* Exercise aim:
Extract from the listing each line in which the word "Построение" appears.

BEGIN The data

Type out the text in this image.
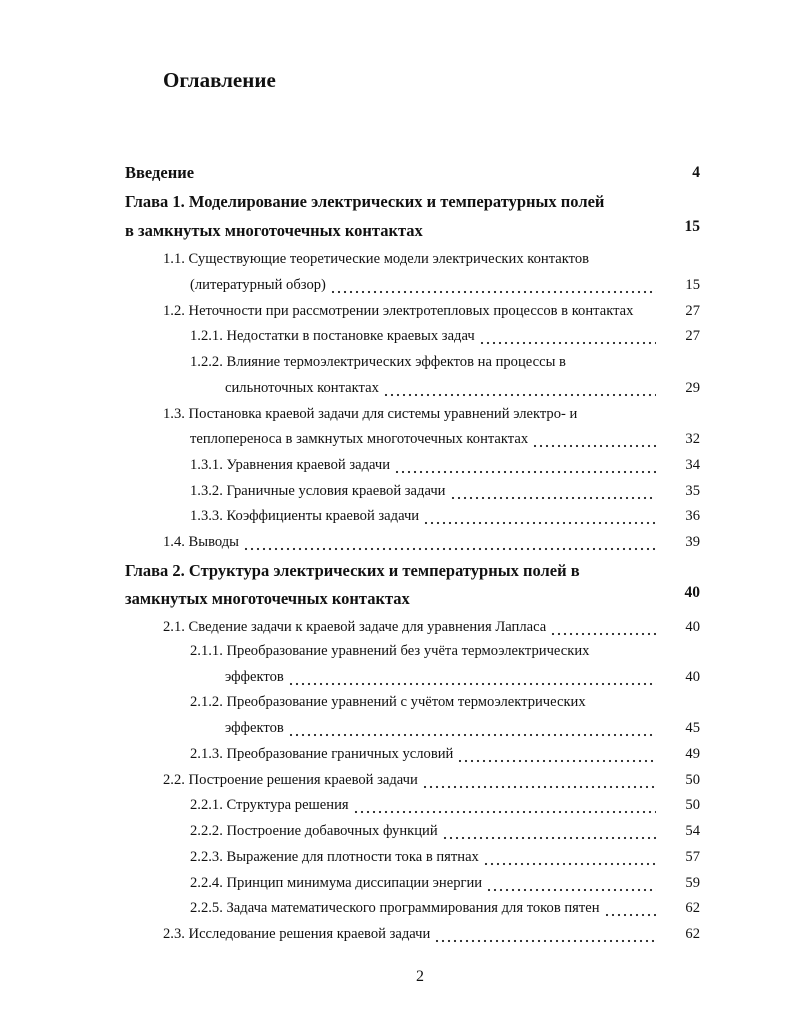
Оглавление
Введение	4
Глава 1. Моделирование электрических и температурных полей
в замкнутых многоточечных контактах	15
1.1. Существующие теоретические модели электрических контактов
(литературный обзор)	15
1.2. Неточности при рассмотрении электротепловых процессов в контактах	27
1.2.1. Недостатки в постановке краевых задач	27
1.2.2. Влияние термоэлектрических эффектов на процессы в
сильноточных контактах	29
1.3. Постановка краевой задачи для системы уравнений электро- и
теплопереноса в замкнутых многоточечных контактах	32
1.3.1. Уравнения краевой задачи	34
1.3.2. Граничные условия краевой задачи	35
1.3.3. Коэффициенты краевой задачи	36
1.4. Выводы	39
Глава 2. Структура электрических и температурных полей в
замкнутых многоточечных контактах	40
2.1. Сведение задачи к краевой задаче для уравнения Лапласа	40
2.1.1. Преобразование уравнений без учёта термоэлектрических
эффектов	40
2.1.2. Преобразование уравнений с учётом термоэлектрических
эффектов	45
2.1.3. Преобразование граничных условий	49
2.2. Построение решения краевой задачи	50
2.2.1. Структура решения	50
2.2.2. Построение добавочных функций	54
2.2.3. Выражение для плотности тока в пятнах	57
2.2.4. Принцип минимума диссипации энергии	59
2.2.5. Задача математического программирования для токов пятен	62
2.3. Исследование решения краевой задачи	62
2
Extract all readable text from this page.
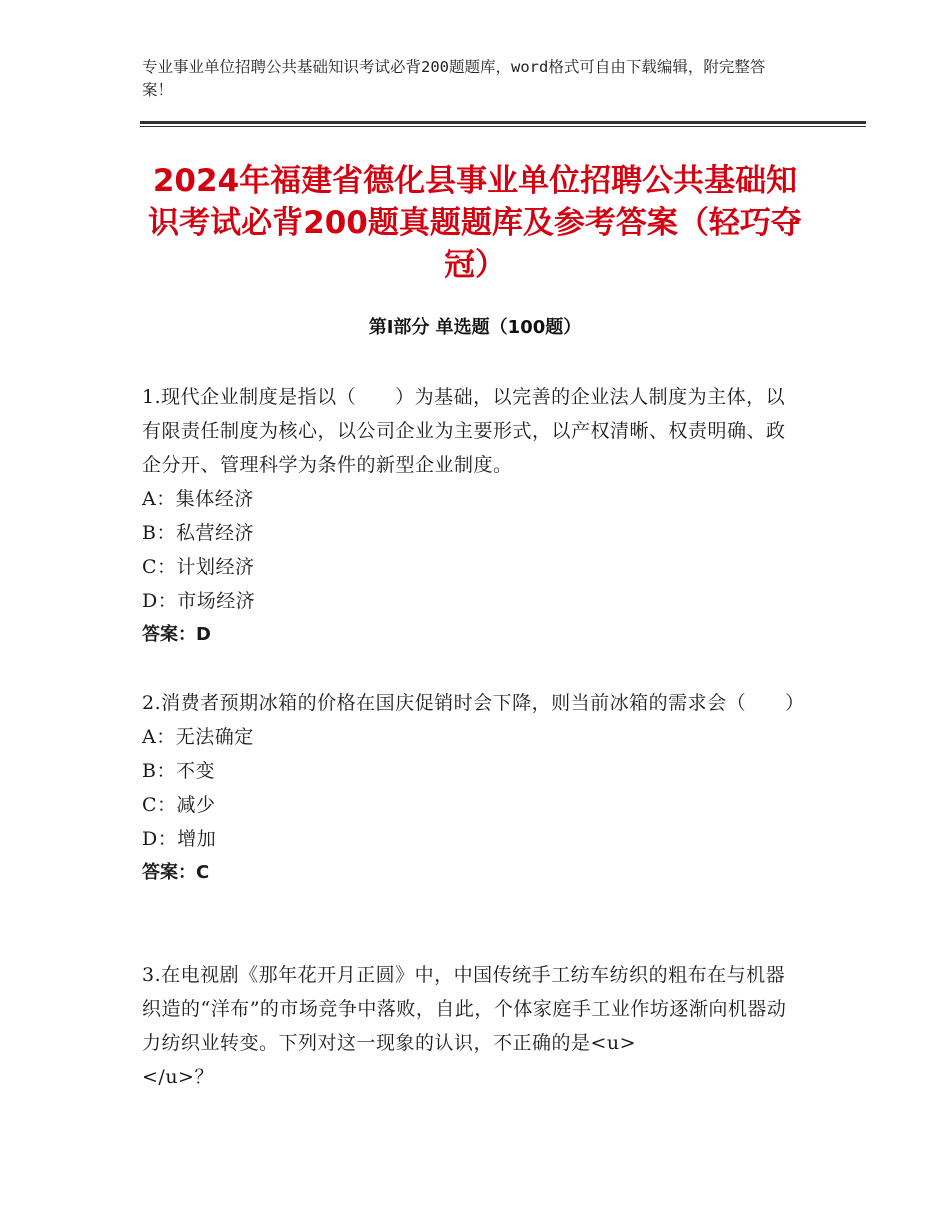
专业事业单位招聘公共基础知识考试必背200题题库，word格式可自由下载编辑，附完整答案！
2024年福建省德化县事业单位招聘公共基础知识考试必背200题真题题库及参考答案（轻巧夺冠）
第Ⅰ部分 单选题（100题）
1.现代企业制度是指以（　　）为基础，以完善的企业法人制度为主体，以有限责任制度为核心，以公司企业为主要形式，以产权清晰、权责明确、政企分开、管理科学为条件的新型企业制度。
A：集体经济
B：私营经济
C：计划经济
D：市场经济
答案：D
2.消费者预期冰箱的价格在国庆促销时会下降，则当前冰箱的需求会（　　）
A：无法确定
B：不变
C：减少
D：增加
答案：C
3.在电视剧《那年花开月正圆》中，中国传统手工纺车纺织的粗布在与机器织造的“洋布”的市场竞争中落败，自此，个体家庭手工业作坊逐渐向机器动力纺织业转变。下列对这一现象的认识，不正确的是<u>　　　　　</u>？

END The data

* Result for this exercise:
2.2. Построение решения краевой задачи	50
2.2.2. Построение добавочных функций	54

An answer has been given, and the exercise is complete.